__Written instruction__: Scan the data below for the string "RMHC". Copy every line where it appears.
==== Data shown
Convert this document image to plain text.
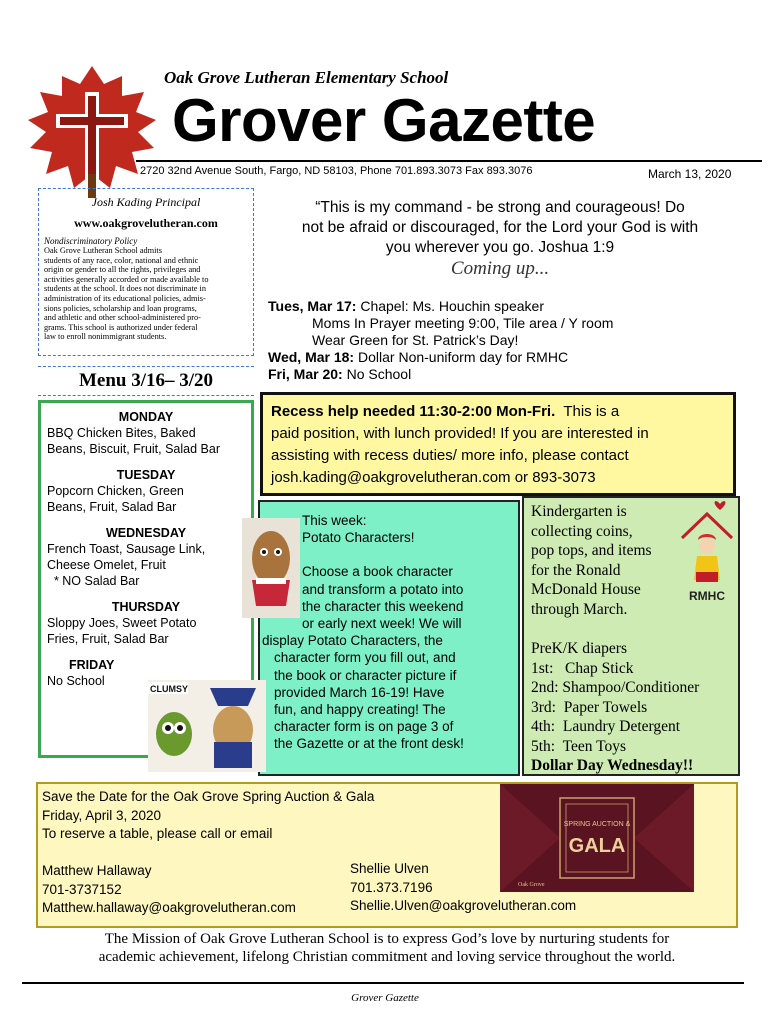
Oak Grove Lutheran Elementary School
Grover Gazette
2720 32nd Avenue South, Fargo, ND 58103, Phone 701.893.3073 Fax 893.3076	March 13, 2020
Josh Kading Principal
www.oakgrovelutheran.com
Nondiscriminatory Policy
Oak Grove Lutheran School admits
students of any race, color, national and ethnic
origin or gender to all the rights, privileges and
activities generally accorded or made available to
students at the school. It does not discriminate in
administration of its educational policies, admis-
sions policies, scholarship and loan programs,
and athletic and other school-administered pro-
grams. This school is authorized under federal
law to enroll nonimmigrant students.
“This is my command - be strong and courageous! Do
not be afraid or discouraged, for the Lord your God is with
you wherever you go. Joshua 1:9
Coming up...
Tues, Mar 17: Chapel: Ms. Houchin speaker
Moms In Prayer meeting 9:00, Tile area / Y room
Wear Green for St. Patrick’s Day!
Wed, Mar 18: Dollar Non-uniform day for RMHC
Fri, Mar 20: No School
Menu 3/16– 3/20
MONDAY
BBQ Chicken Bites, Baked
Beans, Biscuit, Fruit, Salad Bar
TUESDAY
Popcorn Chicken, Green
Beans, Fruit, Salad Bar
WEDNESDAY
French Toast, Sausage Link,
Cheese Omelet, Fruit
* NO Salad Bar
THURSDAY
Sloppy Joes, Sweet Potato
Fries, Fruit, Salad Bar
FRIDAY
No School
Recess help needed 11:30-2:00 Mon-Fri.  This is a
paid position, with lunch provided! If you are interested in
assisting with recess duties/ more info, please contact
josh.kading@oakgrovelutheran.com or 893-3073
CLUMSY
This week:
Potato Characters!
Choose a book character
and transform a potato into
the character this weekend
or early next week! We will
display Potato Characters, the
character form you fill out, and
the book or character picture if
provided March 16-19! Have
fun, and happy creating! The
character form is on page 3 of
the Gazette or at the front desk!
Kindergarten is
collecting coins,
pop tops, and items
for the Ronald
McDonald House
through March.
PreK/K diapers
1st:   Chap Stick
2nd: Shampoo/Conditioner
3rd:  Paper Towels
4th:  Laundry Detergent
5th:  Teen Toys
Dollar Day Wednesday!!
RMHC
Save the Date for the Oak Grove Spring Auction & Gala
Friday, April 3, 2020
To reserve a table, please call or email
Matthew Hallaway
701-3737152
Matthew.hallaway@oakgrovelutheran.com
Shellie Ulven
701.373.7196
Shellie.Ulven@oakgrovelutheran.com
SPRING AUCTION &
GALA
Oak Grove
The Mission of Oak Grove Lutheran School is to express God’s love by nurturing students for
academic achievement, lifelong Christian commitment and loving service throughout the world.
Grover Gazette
========
==== Data shown
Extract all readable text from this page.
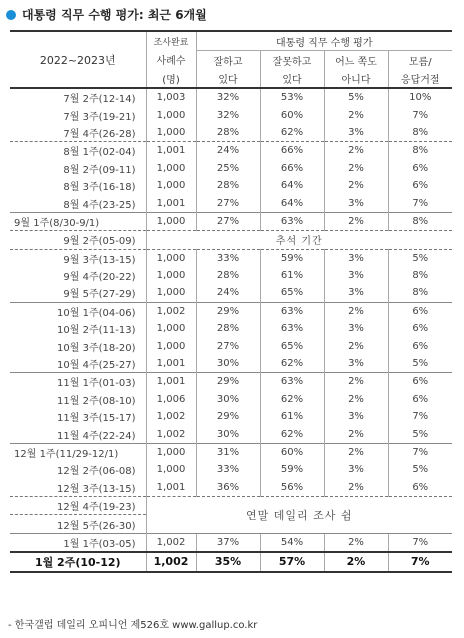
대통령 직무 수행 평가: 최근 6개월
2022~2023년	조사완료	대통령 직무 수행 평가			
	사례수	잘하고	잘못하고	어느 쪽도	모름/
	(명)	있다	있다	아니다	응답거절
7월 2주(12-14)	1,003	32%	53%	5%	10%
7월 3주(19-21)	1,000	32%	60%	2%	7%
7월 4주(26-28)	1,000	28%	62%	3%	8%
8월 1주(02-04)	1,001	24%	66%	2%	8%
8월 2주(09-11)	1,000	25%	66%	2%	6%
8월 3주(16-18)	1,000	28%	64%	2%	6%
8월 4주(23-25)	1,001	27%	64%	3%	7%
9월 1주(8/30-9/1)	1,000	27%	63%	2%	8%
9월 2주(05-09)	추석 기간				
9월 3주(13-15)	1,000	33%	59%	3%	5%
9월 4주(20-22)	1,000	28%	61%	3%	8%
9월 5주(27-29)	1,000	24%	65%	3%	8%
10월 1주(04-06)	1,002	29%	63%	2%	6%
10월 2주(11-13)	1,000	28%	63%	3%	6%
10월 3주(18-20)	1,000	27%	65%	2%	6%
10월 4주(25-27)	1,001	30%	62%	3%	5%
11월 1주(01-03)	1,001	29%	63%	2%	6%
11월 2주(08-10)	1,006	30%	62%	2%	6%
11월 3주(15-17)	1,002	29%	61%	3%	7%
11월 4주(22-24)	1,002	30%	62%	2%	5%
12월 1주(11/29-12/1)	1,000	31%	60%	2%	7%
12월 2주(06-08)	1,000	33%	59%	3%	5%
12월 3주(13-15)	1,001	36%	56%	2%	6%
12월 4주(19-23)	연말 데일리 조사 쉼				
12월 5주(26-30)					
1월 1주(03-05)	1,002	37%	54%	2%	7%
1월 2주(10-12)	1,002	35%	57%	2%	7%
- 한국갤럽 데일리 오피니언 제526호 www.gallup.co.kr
========
__Solution to this problem__:
Wed, Mar 18: Dollar Non-uniform day for RMHC
RMHC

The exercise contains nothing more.